PROBLEM STATEMENT:
Find the lines below that contain the string "channel". Copy each one.

Entries with figure data:
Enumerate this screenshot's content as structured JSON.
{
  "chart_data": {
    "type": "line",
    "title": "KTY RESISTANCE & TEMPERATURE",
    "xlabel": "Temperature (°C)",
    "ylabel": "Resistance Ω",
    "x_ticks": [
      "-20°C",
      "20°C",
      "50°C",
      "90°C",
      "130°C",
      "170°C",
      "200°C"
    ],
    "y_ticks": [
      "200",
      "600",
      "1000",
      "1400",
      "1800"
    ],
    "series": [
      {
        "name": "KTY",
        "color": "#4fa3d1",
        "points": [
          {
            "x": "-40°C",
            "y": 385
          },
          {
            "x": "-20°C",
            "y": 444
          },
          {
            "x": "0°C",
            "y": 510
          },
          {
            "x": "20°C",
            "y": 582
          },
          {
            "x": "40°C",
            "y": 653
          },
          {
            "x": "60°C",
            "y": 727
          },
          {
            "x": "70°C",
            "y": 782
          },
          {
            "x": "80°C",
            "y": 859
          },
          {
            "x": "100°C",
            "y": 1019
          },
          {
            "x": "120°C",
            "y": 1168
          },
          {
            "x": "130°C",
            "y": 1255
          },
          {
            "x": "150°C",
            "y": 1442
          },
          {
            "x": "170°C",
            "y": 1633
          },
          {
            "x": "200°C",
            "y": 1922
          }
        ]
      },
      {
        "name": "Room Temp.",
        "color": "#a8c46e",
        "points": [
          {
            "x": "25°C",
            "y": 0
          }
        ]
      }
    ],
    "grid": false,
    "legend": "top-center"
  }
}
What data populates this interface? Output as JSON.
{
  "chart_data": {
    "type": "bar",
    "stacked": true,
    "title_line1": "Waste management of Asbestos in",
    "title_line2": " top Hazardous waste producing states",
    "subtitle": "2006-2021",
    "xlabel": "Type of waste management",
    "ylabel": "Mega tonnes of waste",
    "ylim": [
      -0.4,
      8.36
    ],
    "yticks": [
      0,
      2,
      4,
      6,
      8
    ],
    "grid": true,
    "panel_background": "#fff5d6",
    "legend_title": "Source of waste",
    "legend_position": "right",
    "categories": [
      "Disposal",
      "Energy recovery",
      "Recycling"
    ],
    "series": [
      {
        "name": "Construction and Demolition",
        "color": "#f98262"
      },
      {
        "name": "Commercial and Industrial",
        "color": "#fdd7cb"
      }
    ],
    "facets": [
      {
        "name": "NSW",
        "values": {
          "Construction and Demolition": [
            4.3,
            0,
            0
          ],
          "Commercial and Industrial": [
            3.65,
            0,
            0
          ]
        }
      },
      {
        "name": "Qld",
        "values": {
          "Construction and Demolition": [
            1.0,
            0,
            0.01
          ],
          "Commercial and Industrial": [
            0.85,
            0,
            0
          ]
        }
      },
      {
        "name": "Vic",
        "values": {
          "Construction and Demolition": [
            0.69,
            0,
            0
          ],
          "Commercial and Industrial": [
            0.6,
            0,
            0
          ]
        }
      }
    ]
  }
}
---
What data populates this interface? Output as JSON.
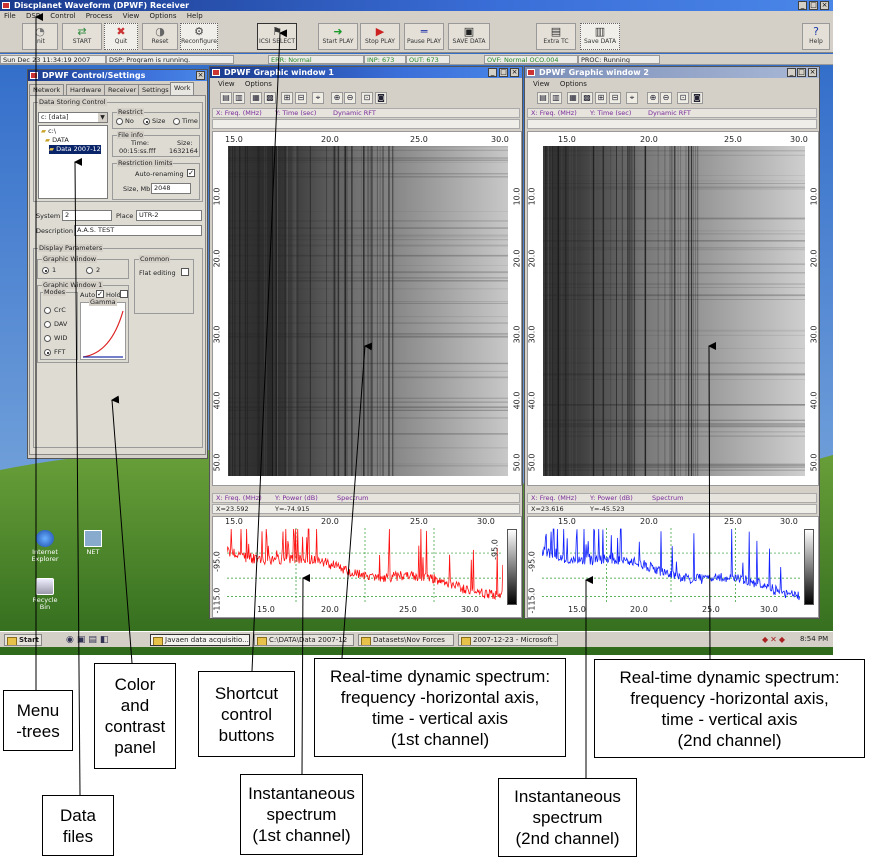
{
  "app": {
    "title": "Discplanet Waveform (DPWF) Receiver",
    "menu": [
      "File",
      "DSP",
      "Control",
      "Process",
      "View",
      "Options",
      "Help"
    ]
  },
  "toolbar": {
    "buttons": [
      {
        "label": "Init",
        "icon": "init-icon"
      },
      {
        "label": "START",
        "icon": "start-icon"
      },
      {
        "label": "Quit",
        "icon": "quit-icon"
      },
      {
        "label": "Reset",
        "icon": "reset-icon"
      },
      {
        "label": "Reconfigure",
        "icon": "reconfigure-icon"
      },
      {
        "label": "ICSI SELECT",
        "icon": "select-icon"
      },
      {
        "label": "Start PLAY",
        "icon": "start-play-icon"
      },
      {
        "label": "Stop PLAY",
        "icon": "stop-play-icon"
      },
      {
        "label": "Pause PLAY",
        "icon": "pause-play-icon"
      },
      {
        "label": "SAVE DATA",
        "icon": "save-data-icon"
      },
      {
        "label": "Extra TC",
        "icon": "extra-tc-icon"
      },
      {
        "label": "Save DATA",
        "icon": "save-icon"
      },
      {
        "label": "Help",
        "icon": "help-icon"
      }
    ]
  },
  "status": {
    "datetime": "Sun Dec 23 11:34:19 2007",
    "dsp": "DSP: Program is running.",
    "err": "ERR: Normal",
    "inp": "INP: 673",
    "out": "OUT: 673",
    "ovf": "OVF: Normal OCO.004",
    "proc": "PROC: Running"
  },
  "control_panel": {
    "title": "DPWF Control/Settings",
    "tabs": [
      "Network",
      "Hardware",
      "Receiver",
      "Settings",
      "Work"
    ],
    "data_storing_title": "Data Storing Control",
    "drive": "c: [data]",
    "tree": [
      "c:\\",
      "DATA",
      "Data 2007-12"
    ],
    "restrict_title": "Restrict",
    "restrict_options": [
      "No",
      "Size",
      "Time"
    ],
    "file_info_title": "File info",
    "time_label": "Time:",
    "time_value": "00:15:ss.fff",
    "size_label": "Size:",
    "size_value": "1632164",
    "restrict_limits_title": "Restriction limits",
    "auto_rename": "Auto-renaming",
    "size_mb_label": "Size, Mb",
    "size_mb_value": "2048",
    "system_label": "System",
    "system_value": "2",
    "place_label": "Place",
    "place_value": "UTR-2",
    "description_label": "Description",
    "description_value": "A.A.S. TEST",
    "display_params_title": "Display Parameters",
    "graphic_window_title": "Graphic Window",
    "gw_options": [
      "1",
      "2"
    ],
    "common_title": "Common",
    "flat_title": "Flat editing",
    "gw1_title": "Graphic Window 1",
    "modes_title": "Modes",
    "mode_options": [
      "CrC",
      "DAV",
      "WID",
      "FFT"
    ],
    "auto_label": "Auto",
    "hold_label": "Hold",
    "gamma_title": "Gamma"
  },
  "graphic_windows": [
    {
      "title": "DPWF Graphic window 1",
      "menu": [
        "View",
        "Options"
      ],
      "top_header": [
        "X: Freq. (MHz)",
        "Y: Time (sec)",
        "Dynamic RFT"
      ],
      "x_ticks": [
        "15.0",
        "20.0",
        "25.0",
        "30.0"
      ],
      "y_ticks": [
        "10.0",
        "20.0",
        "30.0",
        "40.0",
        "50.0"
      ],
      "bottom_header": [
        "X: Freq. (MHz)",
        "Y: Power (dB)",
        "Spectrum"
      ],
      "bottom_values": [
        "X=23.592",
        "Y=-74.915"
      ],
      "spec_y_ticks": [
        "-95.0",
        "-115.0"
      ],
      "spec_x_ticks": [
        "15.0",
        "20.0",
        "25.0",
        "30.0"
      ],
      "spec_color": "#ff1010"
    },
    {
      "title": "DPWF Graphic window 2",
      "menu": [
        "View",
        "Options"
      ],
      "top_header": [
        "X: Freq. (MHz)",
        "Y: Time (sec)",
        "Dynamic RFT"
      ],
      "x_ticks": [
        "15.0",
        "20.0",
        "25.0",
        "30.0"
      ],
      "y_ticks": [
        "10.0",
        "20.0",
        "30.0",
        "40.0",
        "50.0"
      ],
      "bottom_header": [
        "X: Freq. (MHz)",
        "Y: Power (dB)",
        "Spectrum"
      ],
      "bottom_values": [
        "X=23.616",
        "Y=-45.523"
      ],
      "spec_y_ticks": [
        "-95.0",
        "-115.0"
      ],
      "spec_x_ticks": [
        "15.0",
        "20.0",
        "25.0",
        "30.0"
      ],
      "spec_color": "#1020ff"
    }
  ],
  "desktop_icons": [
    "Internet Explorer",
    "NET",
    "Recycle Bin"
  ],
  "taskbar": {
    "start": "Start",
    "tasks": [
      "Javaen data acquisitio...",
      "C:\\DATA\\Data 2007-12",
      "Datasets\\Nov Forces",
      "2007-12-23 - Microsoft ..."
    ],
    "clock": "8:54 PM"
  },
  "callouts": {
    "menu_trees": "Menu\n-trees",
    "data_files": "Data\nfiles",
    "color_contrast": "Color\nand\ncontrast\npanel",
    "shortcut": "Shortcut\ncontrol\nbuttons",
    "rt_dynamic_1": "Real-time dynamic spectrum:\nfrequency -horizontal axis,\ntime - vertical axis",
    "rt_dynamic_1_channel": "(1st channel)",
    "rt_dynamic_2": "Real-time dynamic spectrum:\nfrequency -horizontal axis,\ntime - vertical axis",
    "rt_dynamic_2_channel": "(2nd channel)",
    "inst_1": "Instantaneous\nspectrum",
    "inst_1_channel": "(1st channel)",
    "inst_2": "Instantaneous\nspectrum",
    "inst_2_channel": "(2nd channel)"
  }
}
---
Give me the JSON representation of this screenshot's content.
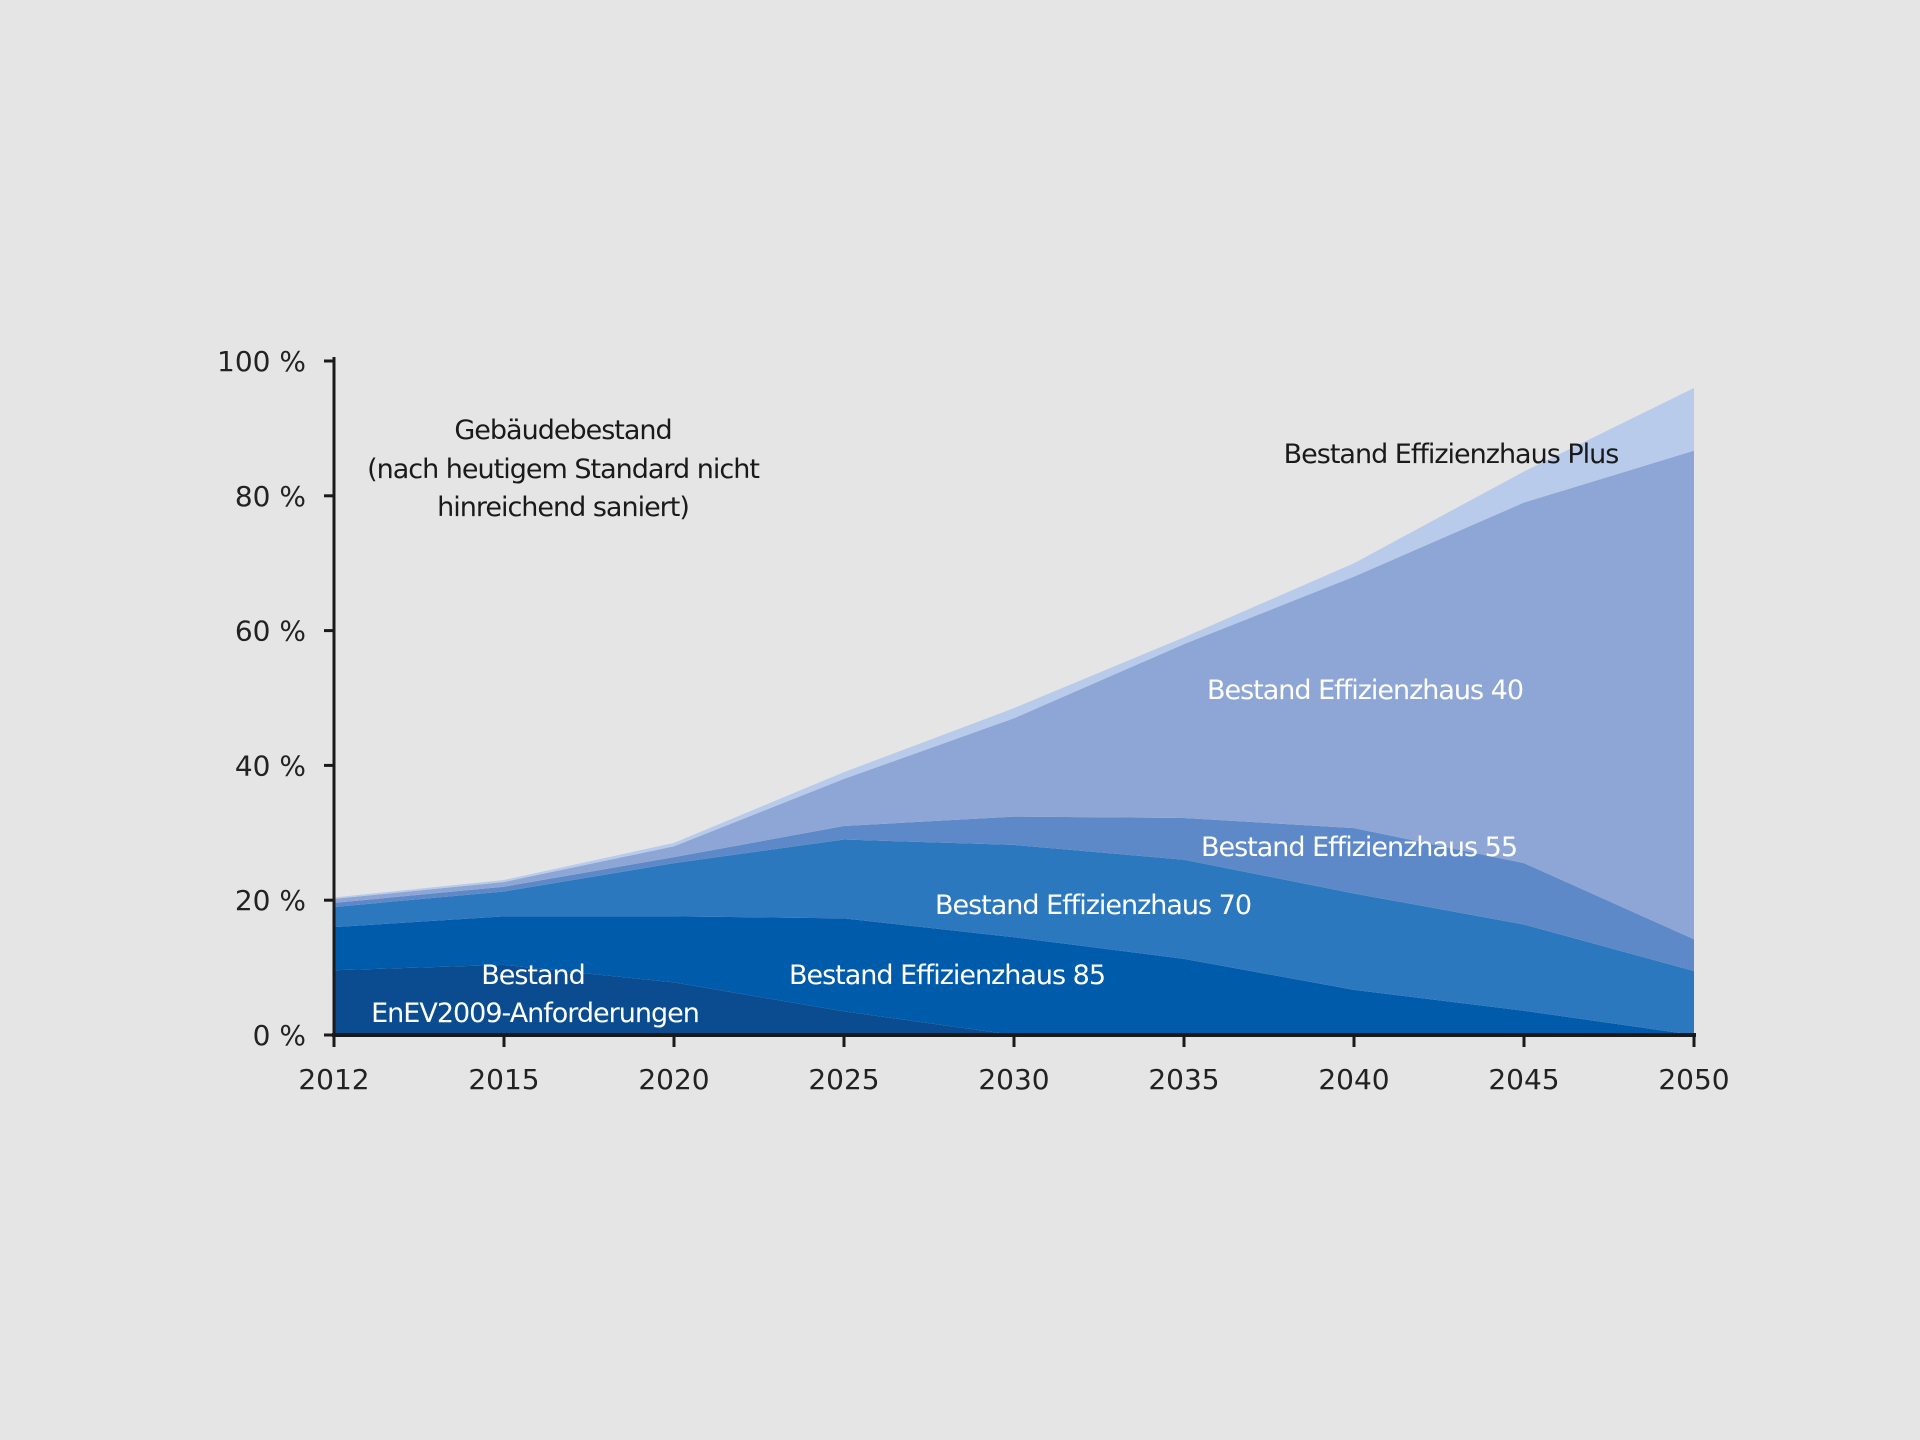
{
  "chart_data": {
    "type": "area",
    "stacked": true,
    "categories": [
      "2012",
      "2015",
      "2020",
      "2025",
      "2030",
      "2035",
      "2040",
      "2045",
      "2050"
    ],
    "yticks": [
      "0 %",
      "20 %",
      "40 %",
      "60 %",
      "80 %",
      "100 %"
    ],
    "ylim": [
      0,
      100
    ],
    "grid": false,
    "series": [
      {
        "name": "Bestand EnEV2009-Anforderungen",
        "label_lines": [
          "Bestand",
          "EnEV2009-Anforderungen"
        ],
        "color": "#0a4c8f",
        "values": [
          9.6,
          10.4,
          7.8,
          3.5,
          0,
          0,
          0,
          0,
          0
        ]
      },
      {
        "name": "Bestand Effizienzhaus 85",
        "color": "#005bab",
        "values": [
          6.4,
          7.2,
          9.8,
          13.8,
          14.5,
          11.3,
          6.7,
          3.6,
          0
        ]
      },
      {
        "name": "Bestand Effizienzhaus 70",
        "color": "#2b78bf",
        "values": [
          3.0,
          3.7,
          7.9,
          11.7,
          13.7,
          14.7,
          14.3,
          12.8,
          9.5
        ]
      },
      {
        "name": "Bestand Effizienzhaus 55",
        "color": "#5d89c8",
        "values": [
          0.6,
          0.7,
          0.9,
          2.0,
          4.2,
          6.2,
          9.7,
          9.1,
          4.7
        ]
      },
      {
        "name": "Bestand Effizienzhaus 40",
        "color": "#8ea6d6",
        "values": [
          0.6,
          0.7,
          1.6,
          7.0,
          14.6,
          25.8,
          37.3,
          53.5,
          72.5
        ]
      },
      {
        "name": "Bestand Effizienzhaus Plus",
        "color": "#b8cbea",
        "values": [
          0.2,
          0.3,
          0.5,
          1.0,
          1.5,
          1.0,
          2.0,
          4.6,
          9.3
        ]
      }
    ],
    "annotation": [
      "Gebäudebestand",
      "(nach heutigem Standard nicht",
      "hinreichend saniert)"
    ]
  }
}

EXERCISE OUTPUT:
    "rt_dynamic_1_channel": "(1st channel)",
    "rt_dynamic_2_channel": "(2nd channel)",
    "inst_1_channel": "(1st channel)",
    "inst_2_channel": "(2nd channel)"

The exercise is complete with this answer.